> **PROVIDED DATA**
+++++
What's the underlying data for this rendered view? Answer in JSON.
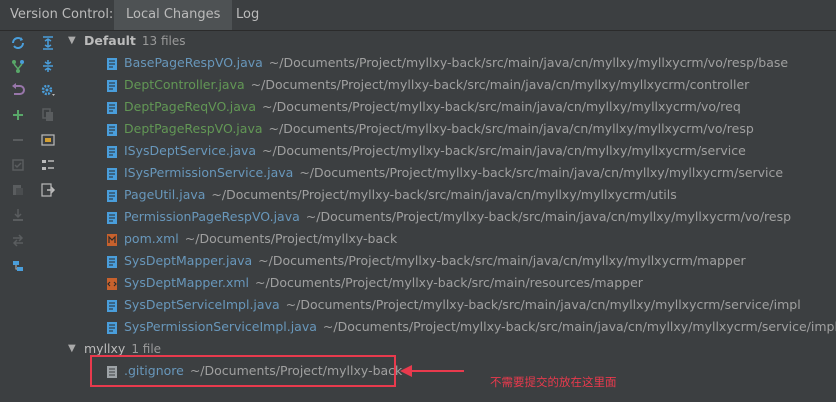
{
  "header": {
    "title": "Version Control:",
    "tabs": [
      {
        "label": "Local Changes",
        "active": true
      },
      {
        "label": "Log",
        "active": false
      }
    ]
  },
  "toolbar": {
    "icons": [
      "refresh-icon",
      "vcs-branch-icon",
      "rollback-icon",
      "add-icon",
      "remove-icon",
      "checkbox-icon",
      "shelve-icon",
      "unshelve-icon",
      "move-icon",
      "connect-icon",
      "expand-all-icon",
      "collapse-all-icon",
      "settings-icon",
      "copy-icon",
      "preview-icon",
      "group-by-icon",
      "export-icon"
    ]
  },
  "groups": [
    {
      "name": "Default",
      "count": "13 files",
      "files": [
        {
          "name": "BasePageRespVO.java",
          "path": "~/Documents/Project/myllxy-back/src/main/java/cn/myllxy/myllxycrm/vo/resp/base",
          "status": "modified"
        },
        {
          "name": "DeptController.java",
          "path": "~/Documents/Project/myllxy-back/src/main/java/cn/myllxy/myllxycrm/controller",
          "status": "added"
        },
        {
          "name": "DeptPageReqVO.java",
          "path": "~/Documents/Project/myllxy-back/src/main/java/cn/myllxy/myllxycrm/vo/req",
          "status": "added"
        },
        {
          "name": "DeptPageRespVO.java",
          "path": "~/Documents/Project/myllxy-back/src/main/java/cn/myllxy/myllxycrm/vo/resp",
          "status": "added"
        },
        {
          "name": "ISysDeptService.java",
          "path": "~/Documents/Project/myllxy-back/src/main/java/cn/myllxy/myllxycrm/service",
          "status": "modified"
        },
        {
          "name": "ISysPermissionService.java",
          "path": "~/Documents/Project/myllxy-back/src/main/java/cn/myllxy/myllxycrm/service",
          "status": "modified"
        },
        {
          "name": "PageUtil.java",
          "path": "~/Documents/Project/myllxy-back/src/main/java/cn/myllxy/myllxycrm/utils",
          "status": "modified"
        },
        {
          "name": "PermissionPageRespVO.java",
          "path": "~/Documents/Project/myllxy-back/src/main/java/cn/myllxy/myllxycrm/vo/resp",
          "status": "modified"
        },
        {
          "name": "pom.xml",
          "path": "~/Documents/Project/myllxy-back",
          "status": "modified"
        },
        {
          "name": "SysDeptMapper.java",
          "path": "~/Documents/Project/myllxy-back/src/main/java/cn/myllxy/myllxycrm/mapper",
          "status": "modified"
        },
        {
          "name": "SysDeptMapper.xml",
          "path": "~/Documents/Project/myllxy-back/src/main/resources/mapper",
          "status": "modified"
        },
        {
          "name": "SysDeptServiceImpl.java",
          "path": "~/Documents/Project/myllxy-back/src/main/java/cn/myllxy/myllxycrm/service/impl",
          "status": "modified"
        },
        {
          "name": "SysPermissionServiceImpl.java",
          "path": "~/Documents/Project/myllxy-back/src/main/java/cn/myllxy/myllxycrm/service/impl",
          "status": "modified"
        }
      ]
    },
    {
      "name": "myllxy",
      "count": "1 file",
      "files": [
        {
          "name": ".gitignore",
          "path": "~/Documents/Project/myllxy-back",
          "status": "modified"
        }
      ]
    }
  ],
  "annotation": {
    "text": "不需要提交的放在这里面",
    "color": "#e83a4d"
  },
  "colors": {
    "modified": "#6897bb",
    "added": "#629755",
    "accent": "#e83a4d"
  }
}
+++++
> **TASK DETAILS**
In the records above, collect each line with "SysDeptMapper".

> **REPLY**
          "name": "SysDeptMapper.java",
          "name": "SysDeptMapper.xml",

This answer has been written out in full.